** Stated task **
Locate the word "color" in the entries below, then gather every line that holds it.

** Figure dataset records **

· · · · · · ·

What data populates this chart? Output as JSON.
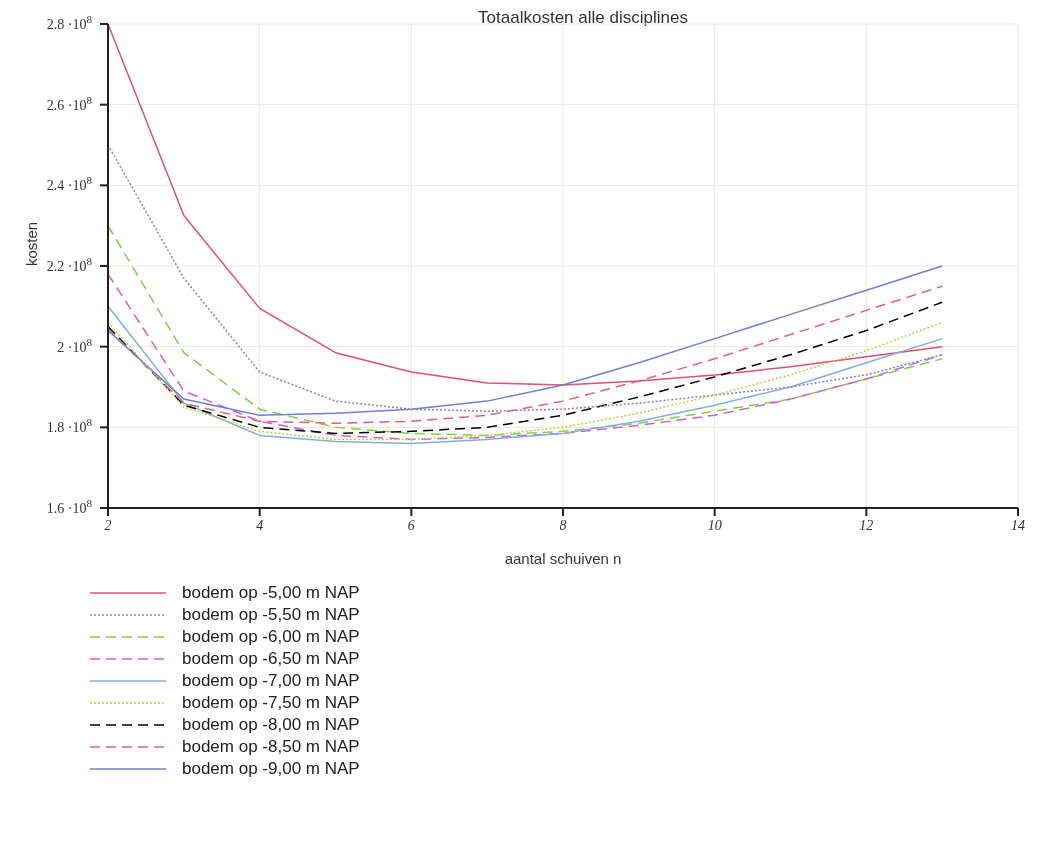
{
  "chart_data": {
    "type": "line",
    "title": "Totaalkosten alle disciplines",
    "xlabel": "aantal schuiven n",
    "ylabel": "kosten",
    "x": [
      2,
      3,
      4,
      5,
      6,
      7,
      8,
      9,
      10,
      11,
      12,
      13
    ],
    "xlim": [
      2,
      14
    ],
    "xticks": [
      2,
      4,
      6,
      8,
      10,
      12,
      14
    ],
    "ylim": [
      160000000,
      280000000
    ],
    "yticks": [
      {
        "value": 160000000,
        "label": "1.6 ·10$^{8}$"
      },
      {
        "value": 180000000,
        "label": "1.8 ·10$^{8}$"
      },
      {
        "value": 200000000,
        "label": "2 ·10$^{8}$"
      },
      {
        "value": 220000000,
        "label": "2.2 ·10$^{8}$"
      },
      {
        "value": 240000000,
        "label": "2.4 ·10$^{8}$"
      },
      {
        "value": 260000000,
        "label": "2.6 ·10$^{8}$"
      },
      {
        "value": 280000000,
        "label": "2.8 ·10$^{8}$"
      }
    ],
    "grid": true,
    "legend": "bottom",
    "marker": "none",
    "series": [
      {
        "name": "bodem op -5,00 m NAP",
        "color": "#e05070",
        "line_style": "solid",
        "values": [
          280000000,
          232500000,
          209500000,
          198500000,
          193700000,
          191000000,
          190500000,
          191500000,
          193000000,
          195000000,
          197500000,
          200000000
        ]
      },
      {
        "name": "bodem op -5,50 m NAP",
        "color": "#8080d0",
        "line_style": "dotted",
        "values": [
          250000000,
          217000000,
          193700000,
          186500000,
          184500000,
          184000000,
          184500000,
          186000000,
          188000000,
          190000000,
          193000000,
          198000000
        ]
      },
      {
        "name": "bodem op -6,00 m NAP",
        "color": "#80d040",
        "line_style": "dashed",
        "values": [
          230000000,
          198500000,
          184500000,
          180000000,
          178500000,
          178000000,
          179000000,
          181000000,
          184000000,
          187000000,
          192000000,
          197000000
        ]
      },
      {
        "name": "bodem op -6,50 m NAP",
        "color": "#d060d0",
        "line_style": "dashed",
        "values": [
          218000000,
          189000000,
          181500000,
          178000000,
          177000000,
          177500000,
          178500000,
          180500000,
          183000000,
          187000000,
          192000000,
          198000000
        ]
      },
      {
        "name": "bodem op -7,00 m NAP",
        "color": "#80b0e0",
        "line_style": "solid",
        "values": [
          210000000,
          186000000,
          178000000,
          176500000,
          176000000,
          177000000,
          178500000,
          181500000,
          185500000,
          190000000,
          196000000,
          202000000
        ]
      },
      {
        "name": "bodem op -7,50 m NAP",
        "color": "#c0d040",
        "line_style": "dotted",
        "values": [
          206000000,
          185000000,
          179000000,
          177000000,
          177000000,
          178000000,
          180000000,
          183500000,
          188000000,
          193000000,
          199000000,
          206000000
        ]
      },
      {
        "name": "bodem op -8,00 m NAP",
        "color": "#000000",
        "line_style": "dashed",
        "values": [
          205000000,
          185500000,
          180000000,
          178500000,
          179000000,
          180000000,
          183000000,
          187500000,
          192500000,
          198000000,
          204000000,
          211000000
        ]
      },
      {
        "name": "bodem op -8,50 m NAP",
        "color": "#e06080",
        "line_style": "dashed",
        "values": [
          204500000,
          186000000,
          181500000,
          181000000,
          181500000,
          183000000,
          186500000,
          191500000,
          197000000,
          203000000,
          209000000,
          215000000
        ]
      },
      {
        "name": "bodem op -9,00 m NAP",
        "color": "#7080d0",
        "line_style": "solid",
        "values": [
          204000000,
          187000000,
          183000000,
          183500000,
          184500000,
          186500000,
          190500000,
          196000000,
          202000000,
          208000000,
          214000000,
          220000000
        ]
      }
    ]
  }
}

· · · · · · ·

** Reply to the task **
        "color": "#e05070",
        "color": "#8080d0",
        "color": "#80d040",
        "color": "#d060d0",
        "color": "#80b0e0",
        "color": "#c0d040",
        "color": "#000000",
        "color": "#e06080",
        "color": "#7080d0",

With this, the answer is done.